* start *

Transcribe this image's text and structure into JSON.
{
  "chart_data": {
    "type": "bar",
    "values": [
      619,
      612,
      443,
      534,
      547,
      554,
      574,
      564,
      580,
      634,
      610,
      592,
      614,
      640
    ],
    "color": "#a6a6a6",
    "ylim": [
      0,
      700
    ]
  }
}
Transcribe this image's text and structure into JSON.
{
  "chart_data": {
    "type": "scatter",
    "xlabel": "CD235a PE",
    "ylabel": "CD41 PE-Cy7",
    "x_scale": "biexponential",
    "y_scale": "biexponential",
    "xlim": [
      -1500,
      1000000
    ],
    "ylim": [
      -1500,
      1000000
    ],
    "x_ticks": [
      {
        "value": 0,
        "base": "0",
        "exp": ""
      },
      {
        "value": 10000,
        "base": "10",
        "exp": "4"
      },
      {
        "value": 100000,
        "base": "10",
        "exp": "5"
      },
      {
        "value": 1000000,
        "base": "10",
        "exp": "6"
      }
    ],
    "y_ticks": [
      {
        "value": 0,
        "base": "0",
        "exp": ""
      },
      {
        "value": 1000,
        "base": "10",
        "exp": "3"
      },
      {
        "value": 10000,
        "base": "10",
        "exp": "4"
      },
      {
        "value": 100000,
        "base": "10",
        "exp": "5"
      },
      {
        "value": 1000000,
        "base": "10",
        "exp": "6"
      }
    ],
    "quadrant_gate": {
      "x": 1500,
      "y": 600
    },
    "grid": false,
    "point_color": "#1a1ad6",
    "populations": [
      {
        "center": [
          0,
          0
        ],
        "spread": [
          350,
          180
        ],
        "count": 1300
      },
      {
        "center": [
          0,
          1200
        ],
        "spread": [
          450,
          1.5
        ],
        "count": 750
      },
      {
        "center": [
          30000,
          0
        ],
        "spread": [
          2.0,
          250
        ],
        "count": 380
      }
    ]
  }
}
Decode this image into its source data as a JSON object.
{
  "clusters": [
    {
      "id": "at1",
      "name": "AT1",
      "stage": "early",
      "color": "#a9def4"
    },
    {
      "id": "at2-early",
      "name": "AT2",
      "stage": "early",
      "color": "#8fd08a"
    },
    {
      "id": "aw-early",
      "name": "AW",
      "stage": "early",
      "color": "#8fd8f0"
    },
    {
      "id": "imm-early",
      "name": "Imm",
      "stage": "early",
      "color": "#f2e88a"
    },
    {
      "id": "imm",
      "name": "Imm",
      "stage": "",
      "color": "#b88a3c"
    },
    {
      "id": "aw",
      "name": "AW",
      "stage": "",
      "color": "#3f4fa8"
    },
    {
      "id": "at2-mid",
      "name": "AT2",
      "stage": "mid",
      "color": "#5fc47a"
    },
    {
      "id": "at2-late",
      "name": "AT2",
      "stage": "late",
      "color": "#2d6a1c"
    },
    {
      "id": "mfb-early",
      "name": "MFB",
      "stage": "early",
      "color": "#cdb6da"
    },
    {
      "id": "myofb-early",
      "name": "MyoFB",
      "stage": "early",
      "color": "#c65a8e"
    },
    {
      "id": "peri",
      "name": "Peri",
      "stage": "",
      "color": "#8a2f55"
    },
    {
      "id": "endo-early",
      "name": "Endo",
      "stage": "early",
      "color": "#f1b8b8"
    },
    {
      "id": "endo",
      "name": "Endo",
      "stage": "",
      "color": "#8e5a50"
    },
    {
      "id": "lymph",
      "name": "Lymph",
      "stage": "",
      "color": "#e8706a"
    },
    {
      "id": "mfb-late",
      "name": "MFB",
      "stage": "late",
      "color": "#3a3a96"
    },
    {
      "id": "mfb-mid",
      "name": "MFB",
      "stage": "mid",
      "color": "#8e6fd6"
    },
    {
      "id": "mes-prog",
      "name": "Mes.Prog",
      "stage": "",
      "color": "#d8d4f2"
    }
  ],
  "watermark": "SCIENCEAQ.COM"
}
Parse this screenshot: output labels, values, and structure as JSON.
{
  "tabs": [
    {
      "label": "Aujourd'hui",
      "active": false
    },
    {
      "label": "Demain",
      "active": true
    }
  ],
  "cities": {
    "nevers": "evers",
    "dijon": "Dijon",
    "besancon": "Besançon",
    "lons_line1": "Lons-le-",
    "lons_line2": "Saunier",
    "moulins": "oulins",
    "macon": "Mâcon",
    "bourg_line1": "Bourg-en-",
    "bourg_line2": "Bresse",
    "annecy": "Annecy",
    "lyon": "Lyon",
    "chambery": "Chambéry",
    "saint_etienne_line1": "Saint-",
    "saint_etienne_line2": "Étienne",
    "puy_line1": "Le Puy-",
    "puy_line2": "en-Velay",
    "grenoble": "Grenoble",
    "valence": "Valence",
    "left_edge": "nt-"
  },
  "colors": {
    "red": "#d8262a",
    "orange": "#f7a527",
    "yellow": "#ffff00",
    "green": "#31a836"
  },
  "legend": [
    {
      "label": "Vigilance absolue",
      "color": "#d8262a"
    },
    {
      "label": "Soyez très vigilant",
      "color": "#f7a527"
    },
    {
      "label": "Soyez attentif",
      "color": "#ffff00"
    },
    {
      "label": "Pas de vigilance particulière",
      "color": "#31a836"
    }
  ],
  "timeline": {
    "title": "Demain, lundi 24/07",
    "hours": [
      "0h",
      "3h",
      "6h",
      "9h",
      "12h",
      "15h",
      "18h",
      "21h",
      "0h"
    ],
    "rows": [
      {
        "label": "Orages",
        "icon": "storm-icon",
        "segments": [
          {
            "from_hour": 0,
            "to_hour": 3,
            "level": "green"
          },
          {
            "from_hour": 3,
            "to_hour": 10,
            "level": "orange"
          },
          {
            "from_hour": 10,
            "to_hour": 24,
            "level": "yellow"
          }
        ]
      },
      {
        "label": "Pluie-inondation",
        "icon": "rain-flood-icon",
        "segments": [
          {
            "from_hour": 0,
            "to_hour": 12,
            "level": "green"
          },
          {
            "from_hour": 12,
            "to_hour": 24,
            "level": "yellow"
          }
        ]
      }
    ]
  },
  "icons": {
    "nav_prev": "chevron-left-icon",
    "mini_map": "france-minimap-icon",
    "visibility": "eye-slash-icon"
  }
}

* end *

Please output the complete data exactly.

Transcribe this image's text and structure into JSON.
{
  "chart_data": {
    "type": "bar",
    "values": [
      619,
      612,
      443,
      534,
      547,
      554,
      574,
      564,
      580,
      634,
      610,
      592,
      614,
      640
    ],
    "color": "#a6a6a6",
    "ylim": [
      0,
      700
    ]
  }
}
Transcribe this image's text and structure into JSON.
{
  "chart_data": {
    "type": "scatter",
    "xlabel": "CD235a PE",
    "ylabel": "CD41 PE-Cy7",
    "x_scale": "biexponential",
    "y_scale": "biexponential",
    "xlim": [
      -1500,
      1000000
    ],
    "ylim": [
      -1500,
      1000000
    ],
    "x_ticks": [
      {
        "value": 0,
        "base": "0",
        "exp": ""
      },
      {
        "value": 10000,
        "base": "10",
        "exp": "4"
      },
      {
        "value": 100000,
        "base": "10",
        "exp": "5"
      },
      {
        "value": 1000000,
        "base": "10",
        "exp": "6"
      }
    ],
    "y_ticks": [
      {
        "value": 0,
        "base": "0",
        "exp": ""
      },
      {
        "value": 1000,
        "base": "10",
        "exp": "3"
      },
      {
        "value": 10000,
        "base": "10",
        "exp": "4"
      },
      {
        "value": 100000,
        "base": "10",
        "exp": "5"
      },
      {
        "value": 1000000,
        "base": "10",
        "exp": "6"
      }
    ],
    "quadrant_gate": {
      "x": 1500,
      "y": 600
    },
    "grid": false,
    "point_color": "#1a1ad6",
    "populations": [
      {
        "center": [
          0,
          0
        ],
        "spread": [
          350,
          180
        ],
        "count": 1300
      },
      {
        "center": [
          0,
          1200
        ],
        "spread": [
          450,
          1.5
        ],
        "count": 750
      },
      {
        "center": [
          30000,
          0
        ],
        "spread": [
          2.0,
          250
        ],
        "count": 380
      }
    ]
  }
}
Decode this image into its source data as a JSON object.
{
  "clusters": [
    {
      "id": "at1",
      "name": "AT1",
      "stage": "early",
      "color": "#a9def4"
    },
    {
      "id": "at2-early",
      "name": "AT2",
      "stage": "early",
      "color": "#8fd08a"
    },
    {
      "id": "aw-early",
      "name": "AW",
      "stage": "early",
      "color": "#8fd8f0"
    },
    {
      "id": "imm-early",
      "name": "Imm",
      "stage": "early",
      "color": "#f2e88a"
    },
    {
      "id": "imm",
      "name": "Imm",
      "stage": "",
      "color": "#b88a3c"
    },
    {
      "id": "aw",
      "name": "AW",
      "stage": "",
      "color": "#3f4fa8"
    },
    {
      "id": "at2-mid",
      "name": "AT2",
      "stage": "mid",
      "color": "#5fc47a"
    },
    {
      "id": "at2-late",
      "name": "AT2",
      "stage": "late",
      "color": "#2d6a1c"
    },
    {
      "id": "mfb-early",
      "name": "MFB",
      "stage": "early",
      "color": "#cdb6da"
    },
    {
      "id": "myofb-early",
      "name": "MyoFB",
      "stage": "early",
      "color": "#c65a8e"
    },
    {
      "id": "peri",
      "name": "Peri",
      "stage": "",
      "color": "#8a2f55"
    },
    {
      "id": "endo-early",
      "name": "Endo",
      "stage": "early",
      "color": "#f1b8b8"
    },
    {
      "id": "endo",
      "name": "Endo",
      "stage": "",
      "color": "#8e5a50"
    },
    {
      "id": "lymph",
      "name": "Lymph",
      "stage": "",
      "color": "#e8706a"
    },
    {
      "id": "mfb-late",
      "name": "MFB",
      "stage": "late",
      "color": "#3a3a96"
    },
    {
      "id": "mfb-mid",
      "name": "MFB",
      "stage": "mid",
      "color": "#8e6fd6"
    },
    {
      "id": "mes-prog",
      "name": "Mes.Prog",
      "stage": "",
      "color": "#d8d4f2"
    }
  ],
  "watermark": "SCIENCEAQ.COM"
}
Parse this screenshot: output labels, values, and structure as JSON.
{
  "tabs": [
    {
      "label": "Aujourd'hui",
      "active": false
    },
    {
      "label": "Demain",
      "active": true
    }
  ],
  "cities": {
    "nevers": "evers",
    "dijon": "Dijon",
    "besancon": "Besançon",
    "lons_line1": "Lons-le-",
    "lons_line2": "Saunier",
    "moulins": "oulins",
    "macon": "Mâcon",
    "bourg_line1": "Bourg-en-",
    "bourg_line2": "Bresse",
    "annecy": "Annecy",
    "lyon": "Lyon",
    "chambery": "Chambéry",
    "saint_etienne_line1": "Saint-",
    "saint_etienne_line2": "Étienne",
    "puy_line1": "Le Puy-",
    "puy_line2": "en-Velay",
    "grenoble": "Grenoble",
    "valence": "Valence",
    "left_edge": "nt-"
  },
  "colors": {
    "red": "#d8262a",
    "orange": "#f7a527",
    "yellow": "#ffff00",
    "green": "#31a836"
  },
  "legend": [
    {
      "label": "Vigilance absolue",
      "color": "#d8262a"
    },
    {
      "label": "Soyez très vigilant",
      "color": "#f7a527"
    },
    {
      "label": "Soyez attentif",
      "color": "#ffff00"
    },
    {
      "label": "Pas de vigilance particulière",
      "color": "#31a836"
    }
  ],
  "timeline": {
    "title": "Demain, lundi 24/07",
    "hours": [
      "0h",
      "3h",
      "6h",
      "9h",
      "12h",
      "15h",
      "18h",
      "21h",
      "0h"
    ],
    "rows": [
      {
        "label": "Orages",
        "icon": "storm-icon",
        "segments": [
          {
            "from_hour": 0,
            "to_hour": 3,
            "level": "green"
          },
          {
            "from_hour": 3,
            "to_hour": 10,
            "level": "orange"
          },
          {
            "from_hour": 10,
            "to_hour": 24,
            "level": "yellow"
          }
        ]
      },
      {
        "label": "Pluie-inondation",
        "icon": "rain-flood-icon",
        "segments": [
          {
            "from_hour": 0,
            "to_hour": 12,
            "level": "green"
          },
          {
            "from_hour": 12,
            "to_hour": 24,
            "level": "yellow"
          }
        ]
      }
    ]
  },
  "icons": {
    "nav_prev": "chevron-left-icon",
    "mini_map": "france-minimap-icon",
    "visibility": "eye-slash-icon"
  }
}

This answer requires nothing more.